[Document page transcript entries]
........

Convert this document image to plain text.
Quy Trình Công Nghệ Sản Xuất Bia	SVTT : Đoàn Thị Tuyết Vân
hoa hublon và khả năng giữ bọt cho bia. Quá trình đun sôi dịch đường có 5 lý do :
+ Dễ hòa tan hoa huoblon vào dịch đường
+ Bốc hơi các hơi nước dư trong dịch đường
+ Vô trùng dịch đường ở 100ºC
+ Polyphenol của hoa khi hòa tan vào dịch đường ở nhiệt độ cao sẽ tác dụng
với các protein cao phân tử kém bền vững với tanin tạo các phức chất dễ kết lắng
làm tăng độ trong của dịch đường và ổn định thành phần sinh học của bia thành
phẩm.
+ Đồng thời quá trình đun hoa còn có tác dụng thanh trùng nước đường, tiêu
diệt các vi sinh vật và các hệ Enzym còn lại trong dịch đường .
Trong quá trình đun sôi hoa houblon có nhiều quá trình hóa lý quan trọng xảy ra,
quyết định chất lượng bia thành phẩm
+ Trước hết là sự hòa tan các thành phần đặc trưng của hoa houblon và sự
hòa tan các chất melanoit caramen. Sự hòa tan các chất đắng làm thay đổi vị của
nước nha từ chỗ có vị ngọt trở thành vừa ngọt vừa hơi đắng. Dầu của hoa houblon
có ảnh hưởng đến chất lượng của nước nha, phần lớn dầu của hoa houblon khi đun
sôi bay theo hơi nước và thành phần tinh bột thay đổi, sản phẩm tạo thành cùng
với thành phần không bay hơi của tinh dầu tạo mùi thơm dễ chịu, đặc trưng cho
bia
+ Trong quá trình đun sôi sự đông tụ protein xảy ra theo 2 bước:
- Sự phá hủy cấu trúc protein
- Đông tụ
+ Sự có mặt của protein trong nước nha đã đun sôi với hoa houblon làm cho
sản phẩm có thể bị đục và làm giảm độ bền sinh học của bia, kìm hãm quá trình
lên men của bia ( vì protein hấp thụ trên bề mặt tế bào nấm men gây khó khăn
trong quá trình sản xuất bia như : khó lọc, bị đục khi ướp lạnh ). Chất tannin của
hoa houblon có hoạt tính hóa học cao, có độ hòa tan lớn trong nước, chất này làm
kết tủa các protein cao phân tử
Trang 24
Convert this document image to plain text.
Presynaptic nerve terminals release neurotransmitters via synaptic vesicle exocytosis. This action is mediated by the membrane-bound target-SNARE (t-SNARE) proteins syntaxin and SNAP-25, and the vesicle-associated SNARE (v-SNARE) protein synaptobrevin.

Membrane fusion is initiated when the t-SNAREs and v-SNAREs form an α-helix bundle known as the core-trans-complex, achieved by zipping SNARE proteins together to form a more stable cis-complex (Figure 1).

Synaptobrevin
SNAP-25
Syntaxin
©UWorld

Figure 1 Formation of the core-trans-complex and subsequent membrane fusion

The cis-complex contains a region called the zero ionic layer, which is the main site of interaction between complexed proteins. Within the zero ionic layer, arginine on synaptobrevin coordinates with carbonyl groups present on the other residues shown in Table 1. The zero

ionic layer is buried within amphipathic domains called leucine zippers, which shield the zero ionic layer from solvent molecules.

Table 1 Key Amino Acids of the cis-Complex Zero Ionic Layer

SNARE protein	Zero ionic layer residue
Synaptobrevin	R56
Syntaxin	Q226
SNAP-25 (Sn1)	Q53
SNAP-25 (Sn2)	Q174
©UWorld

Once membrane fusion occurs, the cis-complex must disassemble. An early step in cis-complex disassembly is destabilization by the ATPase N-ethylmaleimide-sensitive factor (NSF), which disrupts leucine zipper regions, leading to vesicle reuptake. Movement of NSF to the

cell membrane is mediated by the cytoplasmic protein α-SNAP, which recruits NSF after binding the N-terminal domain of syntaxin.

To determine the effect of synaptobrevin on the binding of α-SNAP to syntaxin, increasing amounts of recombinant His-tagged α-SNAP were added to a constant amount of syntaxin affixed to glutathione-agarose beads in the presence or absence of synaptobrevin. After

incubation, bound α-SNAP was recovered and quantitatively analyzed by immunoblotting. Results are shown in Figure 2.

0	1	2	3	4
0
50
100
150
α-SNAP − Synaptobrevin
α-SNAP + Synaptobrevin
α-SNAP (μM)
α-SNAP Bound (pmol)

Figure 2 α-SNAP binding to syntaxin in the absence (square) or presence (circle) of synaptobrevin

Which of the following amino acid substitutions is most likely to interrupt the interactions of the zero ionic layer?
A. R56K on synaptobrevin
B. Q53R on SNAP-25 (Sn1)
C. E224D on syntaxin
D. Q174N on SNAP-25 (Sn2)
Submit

........

Copy every record again, keeping each word unchanged.

The answer ::
Convert this document image to plain text.
Quy Trình Công Nghệ Sản Xuất Bia	SVTT : Đoàn Thị Tuyết Vân
hoa hublon và khả năng giữ bọt cho bia. Quá trình đun sôi dịch đường có 5 lý do :
+ Dễ hòa tan hoa huoblon vào dịch đường
+ Bốc hơi các hơi nước dư trong dịch đường
+ Vô trùng dịch đường ở 100ºC
+ Polyphenol của hoa khi hòa tan vào dịch đường ở nhiệt độ cao sẽ tác dụng
với các protein cao phân tử kém bền vững với tanin tạo các phức chất dễ kết lắng
làm tăng độ trong của dịch đường và ổn định thành phần sinh học của bia thành
phẩm.
+ Đồng thời quá trình đun hoa còn có tác dụng thanh trùng nước đường, tiêu
diệt các vi sinh vật và các hệ Enzym còn lại trong dịch đường .
Trong quá trình đun sôi hoa houblon có nhiều quá trình hóa lý quan trọng xảy ra,
quyết định chất lượng bia thành phẩm
+ Trước hết là sự hòa tan các thành phần đặc trưng của hoa houblon và sự
hòa tan các chất melanoit caramen. Sự hòa tan các chất đắng làm thay đổi vị của
nước nha từ chỗ có vị ngọt trở thành vừa ngọt vừa hơi đắng. Dầu của hoa houblon
có ảnh hưởng đến chất lượng của nước nha, phần lớn dầu của hoa houblon khi đun
sôi bay theo hơi nước và thành phần tinh bột thay đổi, sản phẩm tạo thành cùng
với thành phần không bay hơi của tinh dầu tạo mùi thơm dễ chịu, đặc trưng cho
bia
+ Trong quá trình đun sôi sự đông tụ protein xảy ra theo 2 bước:
- Sự phá hủy cấu trúc protein
- Đông tụ
+ Sự có mặt của protein trong nước nha đã đun sôi với hoa houblon làm cho
sản phẩm có thể bị đục và làm giảm độ bền sinh học của bia, kìm hãm quá trình
lên men của bia ( vì protein hấp thụ trên bề mặt tế bào nấm men gây khó khăn
trong quá trình sản xuất bia như : khó lọc, bị đục khi ướp lạnh ). Chất tannin của
hoa houblon có hoạt tính hóa học cao, có độ hòa tan lớn trong nước, chất này làm
kết tủa các protein cao phân tử
Trang 24
Convert this document image to plain text.
Presynaptic nerve terminals release neurotransmitters via synaptic vesicle exocytosis. This action is mediated by the membrane-bound target-SNARE (t-SNARE) proteins syntaxin and SNAP-25, and the vesicle-associated SNARE (v-SNARE) protein synaptobrevin.

Membrane fusion is initiated when the t-SNAREs and v-SNAREs form an α-helix bundle known as the core-trans-complex, achieved by zipping SNARE proteins together to form a more stable cis-complex (Figure 1).

Synaptobrevin
SNAP-25
Syntaxin
©UWorld

Figure 1 Formation of the core-trans-complex and subsequent membrane fusion

The cis-complex contains a region called the zero ionic layer, which is the main site of interaction between complexed proteins. Within the zero ionic layer, arginine on synaptobrevin coordinates with carbonyl groups present on the other residues shown in Table 1. The zero

ionic layer is buried within amphipathic domains called leucine zippers, which shield the zero ionic layer from solvent molecules.

Table 1 Key Amino Acids of the cis-Complex Zero Ionic Layer

SNARE protein	Zero ionic layer residue
Synaptobrevin	R56
Syntaxin	Q226
SNAP-25 (Sn1)	Q53
SNAP-25 (Sn2)	Q174
©UWorld

Once membrane fusion occurs, the cis-complex must disassemble. An early step in cis-complex disassembly is destabilization by the ATPase N-ethylmaleimide-sensitive factor (NSF), which disrupts leucine zipper regions, leading to vesicle reuptake. Movement of NSF to the

cell membrane is mediated by the cytoplasmic protein α-SNAP, which recruits NSF after binding the N-terminal domain of syntaxin.

To determine the effect of synaptobrevin on the binding of α-SNAP to syntaxin, increasing amounts of recombinant His-tagged α-SNAP were added to a constant amount of syntaxin affixed to glutathione-agarose beads in the presence or absence of synaptobrevin. After

incubation, bound α-SNAP was recovered and quantitatively analyzed by immunoblotting. Results are shown in Figure 2.

0	1	2	3	4
0
50
100
150
α-SNAP − Synaptobrevin
α-SNAP + Synaptobrevin
α-SNAP (μM)
α-SNAP Bound (pmol)

Figure 2 α-SNAP binding to syntaxin in the absence (square) or presence (circle) of synaptobrevin

Which of the following amino acid substitutions is most likely to interrupt the interactions of the zero ionic layer?
A. R56K on synaptobrevin
B. Q53R on SNAP-25 (Sn1)
C. E224D on syntaxin
D. Q174N on SNAP-25 (Sn2)
Submit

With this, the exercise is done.